◆ **TASK**: Copy, from the entries below, each line in which the string "over" appears.

....................

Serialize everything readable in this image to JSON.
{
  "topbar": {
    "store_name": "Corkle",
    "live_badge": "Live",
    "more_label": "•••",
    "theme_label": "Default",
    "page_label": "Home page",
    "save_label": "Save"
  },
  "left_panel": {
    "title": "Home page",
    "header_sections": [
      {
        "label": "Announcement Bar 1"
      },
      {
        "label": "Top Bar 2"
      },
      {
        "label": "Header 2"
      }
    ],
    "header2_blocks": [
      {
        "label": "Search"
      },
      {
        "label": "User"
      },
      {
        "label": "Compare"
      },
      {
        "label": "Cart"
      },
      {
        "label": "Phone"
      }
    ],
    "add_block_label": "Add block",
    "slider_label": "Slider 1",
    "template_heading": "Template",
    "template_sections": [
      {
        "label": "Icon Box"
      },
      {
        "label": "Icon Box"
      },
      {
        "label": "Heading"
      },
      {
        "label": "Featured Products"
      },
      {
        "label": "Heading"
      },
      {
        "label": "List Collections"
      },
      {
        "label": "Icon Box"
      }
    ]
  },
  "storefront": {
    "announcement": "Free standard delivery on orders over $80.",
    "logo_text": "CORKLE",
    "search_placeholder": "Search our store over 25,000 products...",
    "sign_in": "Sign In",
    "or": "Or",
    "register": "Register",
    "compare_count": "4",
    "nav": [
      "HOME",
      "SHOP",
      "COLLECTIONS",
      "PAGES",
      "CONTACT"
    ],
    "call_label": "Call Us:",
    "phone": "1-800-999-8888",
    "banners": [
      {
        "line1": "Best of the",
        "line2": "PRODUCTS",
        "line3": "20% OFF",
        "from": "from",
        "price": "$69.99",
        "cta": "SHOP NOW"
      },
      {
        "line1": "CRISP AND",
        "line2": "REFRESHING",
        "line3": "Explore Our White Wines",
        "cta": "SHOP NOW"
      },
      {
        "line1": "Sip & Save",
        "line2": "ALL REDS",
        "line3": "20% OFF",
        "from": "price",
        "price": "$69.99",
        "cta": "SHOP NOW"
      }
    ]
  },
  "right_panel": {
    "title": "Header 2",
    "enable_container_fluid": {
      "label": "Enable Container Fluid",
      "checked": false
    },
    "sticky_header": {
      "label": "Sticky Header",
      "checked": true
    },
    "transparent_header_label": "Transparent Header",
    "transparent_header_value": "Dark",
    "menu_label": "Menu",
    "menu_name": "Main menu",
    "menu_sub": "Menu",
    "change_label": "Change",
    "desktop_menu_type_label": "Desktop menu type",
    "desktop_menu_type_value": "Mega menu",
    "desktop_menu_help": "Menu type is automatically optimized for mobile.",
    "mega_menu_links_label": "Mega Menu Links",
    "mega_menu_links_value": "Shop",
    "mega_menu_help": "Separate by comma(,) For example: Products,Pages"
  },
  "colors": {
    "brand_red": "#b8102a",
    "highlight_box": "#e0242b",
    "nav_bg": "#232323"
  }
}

....................

◆ **SOLUTION FOR THIS TASK**:
    "announcement": "Free standard delivery on orders over $80.",
    "search_placeholder": "Search our store over 25,000 products...",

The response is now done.